YOUR TASK:
Only a number is required: how many lines of the material contain the word "Report"?

──────── RECORDS SHOWN

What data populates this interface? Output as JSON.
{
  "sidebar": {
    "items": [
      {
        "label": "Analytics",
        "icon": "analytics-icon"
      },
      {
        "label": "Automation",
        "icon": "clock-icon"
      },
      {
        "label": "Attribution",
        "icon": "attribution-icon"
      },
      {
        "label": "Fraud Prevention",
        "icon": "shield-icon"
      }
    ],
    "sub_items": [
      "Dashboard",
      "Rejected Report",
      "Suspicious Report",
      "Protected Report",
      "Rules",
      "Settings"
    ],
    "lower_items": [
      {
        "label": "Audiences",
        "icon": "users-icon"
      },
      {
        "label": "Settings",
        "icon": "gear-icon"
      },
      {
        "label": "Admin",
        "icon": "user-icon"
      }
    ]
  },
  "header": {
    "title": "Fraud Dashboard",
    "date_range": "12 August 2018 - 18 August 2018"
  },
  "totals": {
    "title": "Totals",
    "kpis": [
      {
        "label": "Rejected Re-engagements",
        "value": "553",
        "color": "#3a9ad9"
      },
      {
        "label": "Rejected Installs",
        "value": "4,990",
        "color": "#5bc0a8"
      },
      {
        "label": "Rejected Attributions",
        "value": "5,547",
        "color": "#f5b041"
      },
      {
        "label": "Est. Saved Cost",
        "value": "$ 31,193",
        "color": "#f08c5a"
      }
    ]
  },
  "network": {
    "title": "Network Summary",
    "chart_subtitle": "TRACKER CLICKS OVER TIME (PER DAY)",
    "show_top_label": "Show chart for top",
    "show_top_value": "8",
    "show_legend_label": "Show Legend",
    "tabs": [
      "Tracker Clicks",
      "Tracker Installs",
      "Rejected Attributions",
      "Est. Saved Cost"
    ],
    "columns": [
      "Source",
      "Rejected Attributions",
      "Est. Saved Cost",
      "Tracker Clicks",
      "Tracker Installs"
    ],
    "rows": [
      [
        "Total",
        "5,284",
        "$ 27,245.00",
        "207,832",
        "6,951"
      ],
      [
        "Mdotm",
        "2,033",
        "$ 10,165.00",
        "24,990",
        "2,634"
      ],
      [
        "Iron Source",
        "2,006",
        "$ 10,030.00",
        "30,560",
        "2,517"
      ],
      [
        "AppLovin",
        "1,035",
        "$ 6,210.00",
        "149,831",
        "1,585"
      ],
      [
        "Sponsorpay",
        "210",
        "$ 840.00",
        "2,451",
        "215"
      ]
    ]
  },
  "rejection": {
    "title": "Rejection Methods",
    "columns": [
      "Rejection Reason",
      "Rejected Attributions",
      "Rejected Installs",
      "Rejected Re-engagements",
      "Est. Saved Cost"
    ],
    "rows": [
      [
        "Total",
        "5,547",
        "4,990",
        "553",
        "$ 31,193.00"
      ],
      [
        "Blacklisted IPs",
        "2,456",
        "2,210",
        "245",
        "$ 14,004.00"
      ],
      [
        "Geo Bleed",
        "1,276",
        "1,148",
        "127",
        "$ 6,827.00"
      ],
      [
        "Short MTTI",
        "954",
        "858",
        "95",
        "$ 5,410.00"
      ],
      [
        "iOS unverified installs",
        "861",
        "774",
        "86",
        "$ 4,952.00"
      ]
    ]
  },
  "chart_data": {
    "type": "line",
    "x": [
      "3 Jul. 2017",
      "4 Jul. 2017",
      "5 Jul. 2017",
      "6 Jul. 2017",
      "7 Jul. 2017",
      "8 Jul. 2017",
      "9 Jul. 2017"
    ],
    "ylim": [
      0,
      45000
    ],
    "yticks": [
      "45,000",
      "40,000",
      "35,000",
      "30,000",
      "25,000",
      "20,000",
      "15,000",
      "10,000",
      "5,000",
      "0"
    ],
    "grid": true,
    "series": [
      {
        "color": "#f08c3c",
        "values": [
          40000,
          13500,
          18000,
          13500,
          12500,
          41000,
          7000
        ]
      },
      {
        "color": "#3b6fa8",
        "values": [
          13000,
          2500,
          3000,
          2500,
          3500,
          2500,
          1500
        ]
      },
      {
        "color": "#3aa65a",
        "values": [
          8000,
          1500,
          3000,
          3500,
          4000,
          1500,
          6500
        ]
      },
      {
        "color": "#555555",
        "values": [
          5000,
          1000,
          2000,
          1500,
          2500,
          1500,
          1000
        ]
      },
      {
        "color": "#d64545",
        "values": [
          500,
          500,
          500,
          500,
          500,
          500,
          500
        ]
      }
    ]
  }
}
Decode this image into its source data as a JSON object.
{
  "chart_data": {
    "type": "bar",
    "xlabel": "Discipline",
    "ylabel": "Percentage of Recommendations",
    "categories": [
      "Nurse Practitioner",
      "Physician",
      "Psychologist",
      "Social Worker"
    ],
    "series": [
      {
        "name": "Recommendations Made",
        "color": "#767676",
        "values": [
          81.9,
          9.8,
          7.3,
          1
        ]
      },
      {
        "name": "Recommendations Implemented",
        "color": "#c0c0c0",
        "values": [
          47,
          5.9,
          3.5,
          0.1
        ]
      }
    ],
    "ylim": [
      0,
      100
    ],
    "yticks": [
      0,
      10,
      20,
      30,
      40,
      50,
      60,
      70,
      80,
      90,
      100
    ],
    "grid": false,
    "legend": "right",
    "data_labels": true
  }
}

────────────────

WORKED ANSWER:
3